WHAT IS REQUIRED: All entries are to be given again verbatim.

MATERIAL FOR THIS EXERCISE:
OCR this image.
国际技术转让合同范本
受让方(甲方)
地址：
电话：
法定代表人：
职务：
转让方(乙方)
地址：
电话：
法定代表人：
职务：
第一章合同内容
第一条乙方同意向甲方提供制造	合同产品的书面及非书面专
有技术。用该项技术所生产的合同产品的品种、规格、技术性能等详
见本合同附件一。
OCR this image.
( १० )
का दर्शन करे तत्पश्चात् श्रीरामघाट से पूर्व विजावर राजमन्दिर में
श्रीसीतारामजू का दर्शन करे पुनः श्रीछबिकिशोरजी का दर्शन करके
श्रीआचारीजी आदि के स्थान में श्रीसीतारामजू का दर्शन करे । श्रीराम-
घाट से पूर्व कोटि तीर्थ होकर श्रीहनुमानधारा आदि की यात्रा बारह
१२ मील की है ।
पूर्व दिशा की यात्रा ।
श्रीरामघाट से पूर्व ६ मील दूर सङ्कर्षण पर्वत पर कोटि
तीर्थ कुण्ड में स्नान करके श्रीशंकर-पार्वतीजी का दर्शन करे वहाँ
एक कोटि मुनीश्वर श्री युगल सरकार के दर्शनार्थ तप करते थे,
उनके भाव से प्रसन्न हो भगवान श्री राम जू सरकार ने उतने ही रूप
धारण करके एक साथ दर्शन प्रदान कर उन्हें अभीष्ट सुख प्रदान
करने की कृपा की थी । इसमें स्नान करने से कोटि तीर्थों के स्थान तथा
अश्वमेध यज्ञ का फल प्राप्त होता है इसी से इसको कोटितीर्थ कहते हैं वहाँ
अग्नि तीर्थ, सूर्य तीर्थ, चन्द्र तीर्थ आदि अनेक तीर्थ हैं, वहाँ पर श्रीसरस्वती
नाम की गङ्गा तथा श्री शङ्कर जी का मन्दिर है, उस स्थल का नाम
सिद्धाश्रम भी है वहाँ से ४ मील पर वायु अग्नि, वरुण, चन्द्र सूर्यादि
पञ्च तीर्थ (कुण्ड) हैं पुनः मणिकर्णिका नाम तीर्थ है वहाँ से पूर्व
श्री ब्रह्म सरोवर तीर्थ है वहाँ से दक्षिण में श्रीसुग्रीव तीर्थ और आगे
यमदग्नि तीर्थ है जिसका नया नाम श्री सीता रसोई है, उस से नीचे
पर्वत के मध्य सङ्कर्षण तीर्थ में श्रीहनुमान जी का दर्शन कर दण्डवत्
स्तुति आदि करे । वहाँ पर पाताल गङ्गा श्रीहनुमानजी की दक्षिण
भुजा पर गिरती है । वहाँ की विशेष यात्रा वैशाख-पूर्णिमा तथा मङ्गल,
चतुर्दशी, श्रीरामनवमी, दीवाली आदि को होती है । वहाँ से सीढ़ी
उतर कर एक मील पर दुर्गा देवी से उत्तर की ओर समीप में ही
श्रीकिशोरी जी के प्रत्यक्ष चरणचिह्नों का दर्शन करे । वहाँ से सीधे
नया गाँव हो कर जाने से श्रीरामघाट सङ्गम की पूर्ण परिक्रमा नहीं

EXERCISE SOLUTION:
OCR this image.
国际技术转让合同范本
受让方(甲方)
地址：
电话：
法定代表人：
职务：
转让方(乙方)
地址：
电话：
法定代表人：
职务：
第一章合同内容
第一条乙方同意向甲方提供制造	合同产品的书面及非书面专
有技术。用该项技术所生产的合同产品的品种、规格、技术性能等详
见本合同附件一。
OCR this image.
( १० )
का दर्शन करे तत्पश्चात् श्रीरामघाट से पूर्व विजावर राजमन्दिर में
श्रीसीतारामजू का दर्शन करे पुनः श्रीछबिकिशोरजी का दर्शन करके
श्रीआचारीजी आदि के स्थान में श्रीसीतारामजू का दर्शन करे । श्रीराम-
घाट से पूर्व कोटि तीर्थ होकर श्रीहनुमानधारा आदि की यात्रा बारह
१२ मील की है ।
पूर्व दिशा की यात्रा ।
श्रीरामघाट से पूर्व ६ मील दूर सङ्कर्षण पर्वत पर कोटि
तीर्थ कुण्ड में स्नान करके श्रीशंकर-पार्वतीजी का दर्शन करे वहाँ
एक कोटि मुनीश्वर श्री युगल सरकार के दर्शनार्थ तप करते थे,
उनके भाव से प्रसन्न हो भगवान श्री राम जू सरकार ने उतने ही रूप
धारण करके एक साथ दर्शन प्रदान कर उन्हें अभीष्ट सुख प्रदान
करने की कृपा की थी । इसमें स्नान करने से कोटि तीर्थों के स्थान तथा
अश्वमेध यज्ञ का फल प्राप्त होता है इसी से इसको कोटितीर्थ कहते हैं वहाँ
अग्नि तीर्थ, सूर्य तीर्थ, चन्द्र तीर्थ आदि अनेक तीर्थ हैं, वहाँ पर श्रीसरस्वती
नाम की गङ्गा तथा श्री शङ्कर जी का मन्दिर है, उस स्थल का नाम
सिद्धाश्रम भी है वहाँ से ४ मील पर वायु अग्नि, वरुण, चन्द्र सूर्यादि
पञ्च तीर्थ (कुण्ड) हैं पुनः मणिकर्णिका नाम तीर्थ है वहाँ से पूर्व
श्री ब्रह्म सरोवर तीर्थ है वहाँ से दक्षिण में श्रीसुग्रीव तीर्थ और आगे
यमदग्नि तीर्थ है जिसका नया नाम श्री सीता रसोई है, उस से नीचे
पर्वत के मध्य सङ्कर्षण तीर्थ में श्रीहनुमान जी का दर्शन कर दण्डवत्
स्तुति आदि करे । वहाँ पर पाताल गङ्गा श्रीहनुमानजी की दक्षिण
भुजा पर गिरती है । वहाँ की विशेष यात्रा वैशाख-पूर्णिमा तथा मङ्गल,
चतुर्दशी, श्रीरामनवमी, दीवाली आदि को होती है । वहाँ से सीढ़ी
उतर कर एक मील पर दुर्गा देवी से उत्तर की ओर समीप में ही
श्रीकिशोरी जी के प्रत्यक्ष चरणचिह्नों का दर्शन करे । वहाँ से सीधे
नया गाँव हो कर जाने से श्रीरामघाट सङ्गम की पूर्ण परिक्रमा नहीं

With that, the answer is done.